§ **DIRECTIONS**
Gather every line holding the string "Яузы".

* * * *

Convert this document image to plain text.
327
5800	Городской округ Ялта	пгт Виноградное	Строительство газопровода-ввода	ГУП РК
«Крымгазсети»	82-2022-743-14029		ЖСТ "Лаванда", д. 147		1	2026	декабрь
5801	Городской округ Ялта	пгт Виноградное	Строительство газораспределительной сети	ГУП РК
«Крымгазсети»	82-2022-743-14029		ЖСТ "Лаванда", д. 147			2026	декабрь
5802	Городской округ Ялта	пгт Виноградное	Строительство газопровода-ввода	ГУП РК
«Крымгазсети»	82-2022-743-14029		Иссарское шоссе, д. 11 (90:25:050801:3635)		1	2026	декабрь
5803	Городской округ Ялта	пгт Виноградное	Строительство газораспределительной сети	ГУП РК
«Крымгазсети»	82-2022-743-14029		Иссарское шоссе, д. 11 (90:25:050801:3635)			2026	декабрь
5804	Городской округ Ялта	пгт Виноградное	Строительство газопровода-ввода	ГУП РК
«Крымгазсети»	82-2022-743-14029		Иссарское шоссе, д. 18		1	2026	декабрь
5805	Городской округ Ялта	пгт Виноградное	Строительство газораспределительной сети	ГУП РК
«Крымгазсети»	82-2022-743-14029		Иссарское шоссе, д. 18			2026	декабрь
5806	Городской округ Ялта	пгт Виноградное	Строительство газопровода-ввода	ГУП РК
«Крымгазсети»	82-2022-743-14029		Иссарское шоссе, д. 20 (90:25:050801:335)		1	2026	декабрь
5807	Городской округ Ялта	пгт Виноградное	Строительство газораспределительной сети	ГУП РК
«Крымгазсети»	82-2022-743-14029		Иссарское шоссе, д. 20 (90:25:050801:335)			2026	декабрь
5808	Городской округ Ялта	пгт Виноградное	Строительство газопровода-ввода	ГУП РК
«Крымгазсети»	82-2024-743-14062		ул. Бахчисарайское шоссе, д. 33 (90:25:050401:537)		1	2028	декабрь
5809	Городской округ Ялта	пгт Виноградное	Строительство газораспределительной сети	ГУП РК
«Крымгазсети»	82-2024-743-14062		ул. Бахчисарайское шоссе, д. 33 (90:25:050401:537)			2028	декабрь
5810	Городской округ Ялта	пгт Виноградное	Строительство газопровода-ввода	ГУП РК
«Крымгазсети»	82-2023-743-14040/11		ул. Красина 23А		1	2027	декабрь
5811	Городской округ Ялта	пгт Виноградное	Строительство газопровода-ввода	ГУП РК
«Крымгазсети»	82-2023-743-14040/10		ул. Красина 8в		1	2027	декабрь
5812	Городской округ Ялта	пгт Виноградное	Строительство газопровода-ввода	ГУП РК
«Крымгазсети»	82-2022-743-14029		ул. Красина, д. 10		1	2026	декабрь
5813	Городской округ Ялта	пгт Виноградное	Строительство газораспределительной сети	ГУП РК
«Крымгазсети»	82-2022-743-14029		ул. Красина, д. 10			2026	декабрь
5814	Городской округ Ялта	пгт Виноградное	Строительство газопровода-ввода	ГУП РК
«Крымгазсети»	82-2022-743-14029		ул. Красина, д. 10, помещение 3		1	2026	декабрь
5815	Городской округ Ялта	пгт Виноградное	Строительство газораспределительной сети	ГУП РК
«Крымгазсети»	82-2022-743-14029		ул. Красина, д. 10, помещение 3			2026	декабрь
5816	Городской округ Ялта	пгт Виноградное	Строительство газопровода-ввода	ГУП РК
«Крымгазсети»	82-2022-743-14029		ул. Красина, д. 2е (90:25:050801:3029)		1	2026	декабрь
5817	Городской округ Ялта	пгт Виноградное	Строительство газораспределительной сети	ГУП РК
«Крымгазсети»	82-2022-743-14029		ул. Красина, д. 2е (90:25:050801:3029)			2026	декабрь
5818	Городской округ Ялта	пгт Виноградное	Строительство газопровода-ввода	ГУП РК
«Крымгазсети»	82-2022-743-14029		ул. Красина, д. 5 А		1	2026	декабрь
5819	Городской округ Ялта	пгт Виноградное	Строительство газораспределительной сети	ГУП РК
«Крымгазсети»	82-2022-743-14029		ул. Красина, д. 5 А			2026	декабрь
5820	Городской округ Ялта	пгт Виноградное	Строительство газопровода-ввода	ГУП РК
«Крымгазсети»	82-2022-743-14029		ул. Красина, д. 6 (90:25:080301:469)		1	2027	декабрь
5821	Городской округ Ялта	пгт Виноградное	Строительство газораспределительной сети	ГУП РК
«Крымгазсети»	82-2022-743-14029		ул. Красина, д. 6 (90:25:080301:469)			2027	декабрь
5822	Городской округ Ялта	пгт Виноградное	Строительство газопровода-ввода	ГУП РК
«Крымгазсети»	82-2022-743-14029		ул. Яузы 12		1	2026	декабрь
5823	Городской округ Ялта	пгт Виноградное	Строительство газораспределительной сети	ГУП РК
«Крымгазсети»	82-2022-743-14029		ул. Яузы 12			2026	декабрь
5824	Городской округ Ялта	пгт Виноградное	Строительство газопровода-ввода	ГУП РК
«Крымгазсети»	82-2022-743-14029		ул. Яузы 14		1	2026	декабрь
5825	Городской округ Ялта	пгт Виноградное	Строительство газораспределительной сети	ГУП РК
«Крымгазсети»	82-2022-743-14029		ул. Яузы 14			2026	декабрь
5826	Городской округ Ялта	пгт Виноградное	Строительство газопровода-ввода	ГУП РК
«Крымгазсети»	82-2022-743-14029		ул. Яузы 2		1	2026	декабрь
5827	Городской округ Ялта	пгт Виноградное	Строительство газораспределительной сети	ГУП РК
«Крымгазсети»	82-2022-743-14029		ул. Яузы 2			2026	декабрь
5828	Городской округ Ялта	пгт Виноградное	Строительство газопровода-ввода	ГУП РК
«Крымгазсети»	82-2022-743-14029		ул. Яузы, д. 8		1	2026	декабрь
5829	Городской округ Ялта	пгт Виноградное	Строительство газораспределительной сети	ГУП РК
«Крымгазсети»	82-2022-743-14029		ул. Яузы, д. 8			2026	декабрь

* * * *

§ **ANSWER TO THE TASK**
«Крымгазсети»	82-2022-743-14029		ул. Яузы 12		1	2026	декабрь
«Крымгазсети»	82-2022-743-14029		ул. Яузы 12			2026	декабрь
«Крымгазсети»	82-2022-743-14029		ул. Яузы 14		1	2026	декабрь
«Крымгазсети»	82-2022-743-14029		ул. Яузы 14			2026	декабрь
«Крымгазсети»	82-2022-743-14029		ул. Яузы 2		1	2026	декабрь
«Крымгазсети»	82-2022-743-14029		ул. Яузы 2			2026	декабрь
«Крымгазсети»	82-2022-743-14029		ул. Яузы, д. 8		1	2026	декабрь
«Крымгазсети»	82-2022-743-14029		ул. Яузы, д. 8			2026	декабрь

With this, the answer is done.